Records from a dataset:
----
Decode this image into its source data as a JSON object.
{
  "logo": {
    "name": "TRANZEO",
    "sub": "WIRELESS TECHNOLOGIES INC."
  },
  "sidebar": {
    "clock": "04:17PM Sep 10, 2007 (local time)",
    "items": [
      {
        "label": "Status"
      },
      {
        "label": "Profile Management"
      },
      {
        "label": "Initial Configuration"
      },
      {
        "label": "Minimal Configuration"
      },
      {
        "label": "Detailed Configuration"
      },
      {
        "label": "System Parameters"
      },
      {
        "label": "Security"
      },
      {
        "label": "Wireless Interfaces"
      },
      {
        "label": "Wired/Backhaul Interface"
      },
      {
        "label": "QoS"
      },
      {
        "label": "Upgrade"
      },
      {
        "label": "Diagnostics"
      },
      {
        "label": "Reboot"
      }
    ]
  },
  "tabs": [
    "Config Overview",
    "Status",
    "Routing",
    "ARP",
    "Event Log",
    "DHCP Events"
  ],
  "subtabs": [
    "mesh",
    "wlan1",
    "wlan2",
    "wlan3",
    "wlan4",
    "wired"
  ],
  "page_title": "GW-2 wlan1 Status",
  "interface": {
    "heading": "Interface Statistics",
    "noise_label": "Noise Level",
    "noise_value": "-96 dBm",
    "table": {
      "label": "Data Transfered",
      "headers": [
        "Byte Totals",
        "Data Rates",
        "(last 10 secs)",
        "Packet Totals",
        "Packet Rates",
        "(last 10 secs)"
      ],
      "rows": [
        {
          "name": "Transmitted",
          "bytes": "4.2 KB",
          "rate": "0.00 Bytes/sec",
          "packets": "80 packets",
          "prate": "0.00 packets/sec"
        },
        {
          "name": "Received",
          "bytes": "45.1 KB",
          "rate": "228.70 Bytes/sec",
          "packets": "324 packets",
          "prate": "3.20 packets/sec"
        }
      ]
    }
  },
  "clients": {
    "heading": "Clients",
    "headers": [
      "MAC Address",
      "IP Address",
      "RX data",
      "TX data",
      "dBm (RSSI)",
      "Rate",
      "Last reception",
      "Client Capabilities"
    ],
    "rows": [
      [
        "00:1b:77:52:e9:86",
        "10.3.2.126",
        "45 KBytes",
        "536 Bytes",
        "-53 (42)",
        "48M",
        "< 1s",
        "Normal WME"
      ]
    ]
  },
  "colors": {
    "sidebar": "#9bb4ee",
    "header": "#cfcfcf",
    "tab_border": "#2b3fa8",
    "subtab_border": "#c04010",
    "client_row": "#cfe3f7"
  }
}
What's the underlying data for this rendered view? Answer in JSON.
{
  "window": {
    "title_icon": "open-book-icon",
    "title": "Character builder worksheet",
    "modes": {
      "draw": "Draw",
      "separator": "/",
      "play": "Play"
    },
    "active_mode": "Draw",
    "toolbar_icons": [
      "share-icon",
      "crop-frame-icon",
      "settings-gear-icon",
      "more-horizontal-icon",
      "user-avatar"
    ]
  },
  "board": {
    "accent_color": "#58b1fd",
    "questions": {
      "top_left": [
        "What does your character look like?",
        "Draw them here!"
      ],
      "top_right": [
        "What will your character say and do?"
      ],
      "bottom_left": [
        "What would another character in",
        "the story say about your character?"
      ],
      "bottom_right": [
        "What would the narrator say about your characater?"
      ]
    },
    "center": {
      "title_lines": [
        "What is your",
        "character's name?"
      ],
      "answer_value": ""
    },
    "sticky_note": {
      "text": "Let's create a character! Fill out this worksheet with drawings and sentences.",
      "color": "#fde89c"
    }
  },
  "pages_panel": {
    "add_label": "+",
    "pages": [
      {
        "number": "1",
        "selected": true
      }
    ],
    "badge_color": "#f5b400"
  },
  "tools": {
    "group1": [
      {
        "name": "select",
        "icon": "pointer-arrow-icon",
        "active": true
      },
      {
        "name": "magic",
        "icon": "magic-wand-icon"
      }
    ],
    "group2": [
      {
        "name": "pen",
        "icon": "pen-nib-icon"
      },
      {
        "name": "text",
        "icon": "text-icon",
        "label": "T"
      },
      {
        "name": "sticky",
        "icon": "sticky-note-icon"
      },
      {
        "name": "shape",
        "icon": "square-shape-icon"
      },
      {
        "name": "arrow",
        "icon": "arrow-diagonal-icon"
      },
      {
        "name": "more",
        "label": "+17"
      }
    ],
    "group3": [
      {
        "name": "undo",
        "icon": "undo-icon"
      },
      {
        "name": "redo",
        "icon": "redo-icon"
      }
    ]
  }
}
----
### Stated exercise
Please restate the whole listing word for word.

### Output of the exercise
Decode this image into its source data as a JSON object.
{
  "logo": {
    "name": "TRANZEO",
    "sub": "WIRELESS TECHNOLOGIES INC."
  },
  "sidebar": {
    "clock": "04:17PM Sep 10, 2007 (local time)",
    "items": [
      {
        "label": "Status"
      },
      {
        "label": "Profile Management"
      },
      {
        "label": "Initial Configuration"
      },
      {
        "label": "Minimal Configuration"
      },
      {
        "label": "Detailed Configuration"
      },
      {
        "label": "System Parameters"
      },
      {
        "label": "Security"
      },
      {
        "label": "Wireless Interfaces"
      },
      {
        "label": "Wired/Backhaul Interface"
      },
      {
        "label": "QoS"
      },
      {
        "label": "Upgrade"
      },
      {
        "label": "Diagnostics"
      },
      {
        "label": "Reboot"
      }
    ]
  },
  "tabs": [
    "Config Overview",
    "Status",
    "Routing",
    "ARP",
    "Event Log",
    "DHCP Events"
  ],
  "subtabs": [
    "mesh",
    "wlan1",
    "wlan2",
    "wlan3",
    "wlan4",
    "wired"
  ],
  "page_title": "GW-2 wlan1 Status",
  "interface": {
    "heading": "Interface Statistics",
    "noise_label": "Noise Level",
    "noise_value": "-96 dBm",
    "table": {
      "label": "Data Transfered",
      "headers": [
        "Byte Totals",
        "Data Rates",
        "(last 10 secs)",
        "Packet Totals",
        "Packet Rates",
        "(last 10 secs)"
      ],
      "rows": [
        {
          "name": "Transmitted",
          "bytes": "4.2 KB",
          "rate": "0.00 Bytes/sec",
          "packets": "80 packets",
          "prate": "0.00 packets/sec"
        },
        {
          "name": "Received",
          "bytes": "45.1 KB",
          "rate": "228.70 Bytes/sec",
          "packets": "324 packets",
          "prate": "3.20 packets/sec"
        }
      ]
    }
  },
  "clients": {
    "heading": "Clients",
    "headers": [
      "MAC Address",
      "IP Address",
      "RX data",
      "TX data",
      "dBm (RSSI)",
      "Rate",
      "Last reception",
      "Client Capabilities"
    ],
    "rows": [
      [
        "00:1b:77:52:e9:86",
        "10.3.2.126",
        "45 KBytes",
        "536 Bytes",
        "-53 (42)",
        "48M",
        "< 1s",
        "Normal WME"
      ]
    ]
  },
  "colors": {
    "sidebar": "#9bb4ee",
    "header": "#cfcfcf",
    "tab_border": "#2b3fa8",
    "subtab_border": "#c04010",
    "client_row": "#cfe3f7"
  }
}
What's the underlying data for this rendered view? Answer in JSON.
{
  "window": {
    "title_icon": "open-book-icon",
    "title": "Character builder worksheet",
    "modes": {
      "draw": "Draw",
      "separator": "/",
      "play": "Play"
    },
    "active_mode": "Draw",
    "toolbar_icons": [
      "share-icon",
      "crop-frame-icon",
      "settings-gear-icon",
      "more-horizontal-icon",
      "user-avatar"
    ]
  },
  "board": {
    "accent_color": "#58b1fd",
    "questions": {
      "top_left": [
        "What does your character look like?",
        "Draw them here!"
      ],
      "top_right": [
        "What will your character say and do?"
      ],
      "bottom_left": [
        "What would another character in",
        "the story say about your character?"
      ],
      "bottom_right": [
        "What would the narrator say about your characater?"
      ]
    },
    "center": {
      "title_lines": [
        "What is your",
        "character's name?"
      ],
      "answer_value": ""
    },
    "sticky_note": {
      "text": "Let's create a character! Fill out this worksheet with drawings and sentences.",
      "color": "#fde89c"
    }
  },
  "pages_panel": {
    "add_label": "+",
    "pages": [
      {
        "number": "1",
        "selected": true
      }
    ],
    "badge_color": "#f5b400"
  },
  "tools": {
    "group1": [
      {
        "name": "select",
        "icon": "pointer-arrow-icon",
        "active": true
      },
      {
        "name": "magic",
        "icon": "magic-wand-icon"
      }
    ],
    "group2": [
      {
        "name": "pen",
        "icon": "pen-nib-icon"
      },
      {
        "name": "text",
        "icon": "text-icon",
        "label": "T"
      },
      {
        "name": "sticky",
        "icon": "sticky-note-icon"
      },
      {
        "name": "shape",
        "icon": "square-shape-icon"
      },
      {
        "name": "arrow",
        "icon": "arrow-diagonal-icon"
      },
      {
        "name": "more",
        "label": "+17"
      }
    ],
    "group3": [
      {
        "name": "undo",
        "icon": "undo-icon"
      },
      {
        "name": "redo",
        "icon": "redo-icon"
      }
    ]
  }
}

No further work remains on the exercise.